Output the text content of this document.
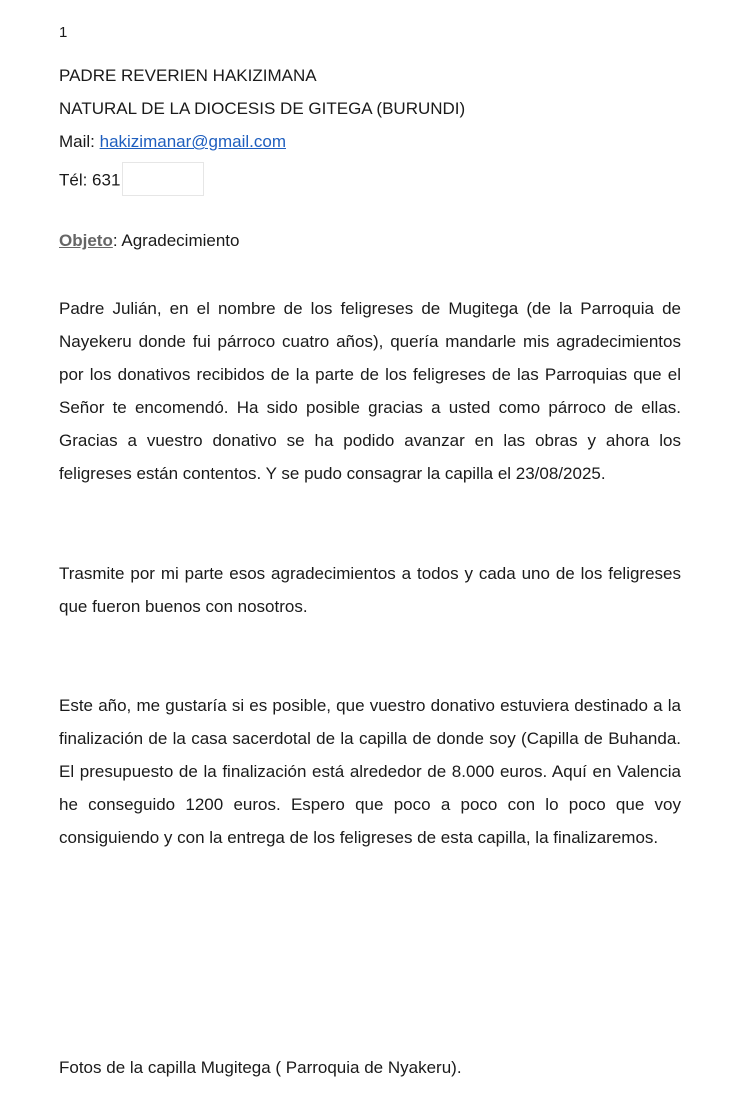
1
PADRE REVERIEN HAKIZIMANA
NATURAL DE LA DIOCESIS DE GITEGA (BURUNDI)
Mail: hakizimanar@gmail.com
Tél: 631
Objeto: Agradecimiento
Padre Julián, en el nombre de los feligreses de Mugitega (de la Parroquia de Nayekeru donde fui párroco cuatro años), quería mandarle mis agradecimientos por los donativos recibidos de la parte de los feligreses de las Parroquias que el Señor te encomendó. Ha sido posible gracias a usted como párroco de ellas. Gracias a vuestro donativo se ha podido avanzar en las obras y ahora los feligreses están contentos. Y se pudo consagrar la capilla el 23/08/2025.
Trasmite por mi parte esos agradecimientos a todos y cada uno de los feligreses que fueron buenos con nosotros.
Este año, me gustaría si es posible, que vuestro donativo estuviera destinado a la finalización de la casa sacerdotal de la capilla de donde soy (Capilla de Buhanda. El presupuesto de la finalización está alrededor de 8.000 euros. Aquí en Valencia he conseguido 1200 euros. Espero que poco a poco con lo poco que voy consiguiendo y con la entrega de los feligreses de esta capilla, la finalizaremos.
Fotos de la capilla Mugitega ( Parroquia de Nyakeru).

...

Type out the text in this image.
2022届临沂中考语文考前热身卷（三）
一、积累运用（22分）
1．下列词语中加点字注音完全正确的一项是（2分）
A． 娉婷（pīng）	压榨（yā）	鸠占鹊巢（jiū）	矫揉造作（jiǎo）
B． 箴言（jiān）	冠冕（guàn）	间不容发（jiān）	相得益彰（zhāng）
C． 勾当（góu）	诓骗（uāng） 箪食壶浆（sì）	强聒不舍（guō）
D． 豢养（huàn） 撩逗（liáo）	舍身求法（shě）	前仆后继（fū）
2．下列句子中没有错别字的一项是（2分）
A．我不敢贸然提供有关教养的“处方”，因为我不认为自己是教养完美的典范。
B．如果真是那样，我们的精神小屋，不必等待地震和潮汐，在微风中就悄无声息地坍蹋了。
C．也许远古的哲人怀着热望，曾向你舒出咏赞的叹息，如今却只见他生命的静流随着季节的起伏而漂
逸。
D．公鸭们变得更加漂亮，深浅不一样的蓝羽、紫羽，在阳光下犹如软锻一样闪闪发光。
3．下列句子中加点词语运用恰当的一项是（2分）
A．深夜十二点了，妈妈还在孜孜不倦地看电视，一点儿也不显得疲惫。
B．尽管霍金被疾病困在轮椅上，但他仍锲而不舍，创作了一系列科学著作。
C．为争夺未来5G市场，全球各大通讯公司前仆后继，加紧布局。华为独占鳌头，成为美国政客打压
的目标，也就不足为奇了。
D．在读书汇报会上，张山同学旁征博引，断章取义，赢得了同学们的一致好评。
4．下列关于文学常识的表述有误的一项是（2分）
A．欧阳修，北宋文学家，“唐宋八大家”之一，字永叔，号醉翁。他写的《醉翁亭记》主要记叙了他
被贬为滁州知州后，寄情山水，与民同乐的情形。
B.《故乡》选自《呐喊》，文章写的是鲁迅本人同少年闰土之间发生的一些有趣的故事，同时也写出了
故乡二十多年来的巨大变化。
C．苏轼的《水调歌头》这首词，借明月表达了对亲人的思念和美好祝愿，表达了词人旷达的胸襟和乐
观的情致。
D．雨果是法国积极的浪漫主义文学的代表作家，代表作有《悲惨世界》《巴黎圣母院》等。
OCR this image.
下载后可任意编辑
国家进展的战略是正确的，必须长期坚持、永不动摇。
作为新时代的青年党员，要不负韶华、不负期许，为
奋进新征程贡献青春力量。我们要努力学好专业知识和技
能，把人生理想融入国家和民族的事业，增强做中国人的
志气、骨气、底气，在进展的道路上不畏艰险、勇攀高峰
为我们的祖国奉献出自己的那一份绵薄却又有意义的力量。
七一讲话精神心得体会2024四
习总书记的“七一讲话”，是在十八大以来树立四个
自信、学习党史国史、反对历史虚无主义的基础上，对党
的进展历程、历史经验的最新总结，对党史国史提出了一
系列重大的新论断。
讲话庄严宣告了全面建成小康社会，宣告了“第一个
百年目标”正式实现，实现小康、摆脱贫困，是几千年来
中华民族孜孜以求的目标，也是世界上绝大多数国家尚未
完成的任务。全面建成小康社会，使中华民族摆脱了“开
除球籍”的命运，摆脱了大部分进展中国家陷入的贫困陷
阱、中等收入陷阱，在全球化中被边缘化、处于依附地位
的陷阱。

- DESCRIPTION OF THE TASK -
In the records above, locate each line with the word "donde". Copy all such lines.

- OUTPUT -
Padre Julián, en el nombre de los feligreses de Mugitega (de la Parroquia de Nayekeru donde fui párroco cuatro años), quería mandarle mis agradecimientos por los donativos recibidos de la parte de los feligreses de las Parroquias que el Señor te encomendó. Ha sido posible gracias a usted como párroco de ellas. Gracias a vuestro donativo se ha podido avanzar en las obras y ahora los feligreses están contentos. Y se pudo consagrar la capilla el 23/08/2025.
Este año, me gustaría si es posible, que vuestro donativo estuviera destinado a la finalización de la casa sacerdotal de la capilla de donde soy (Capilla de Buhanda. El presupuesto de la finalización está alrededor de 8.000 euros. Aquí en Valencia he conseguido 1200 euros. Espero que poco a poco con lo poco que voy consiguiendo y con la entrega de los feligreses de esta capilla, la finalizaremos.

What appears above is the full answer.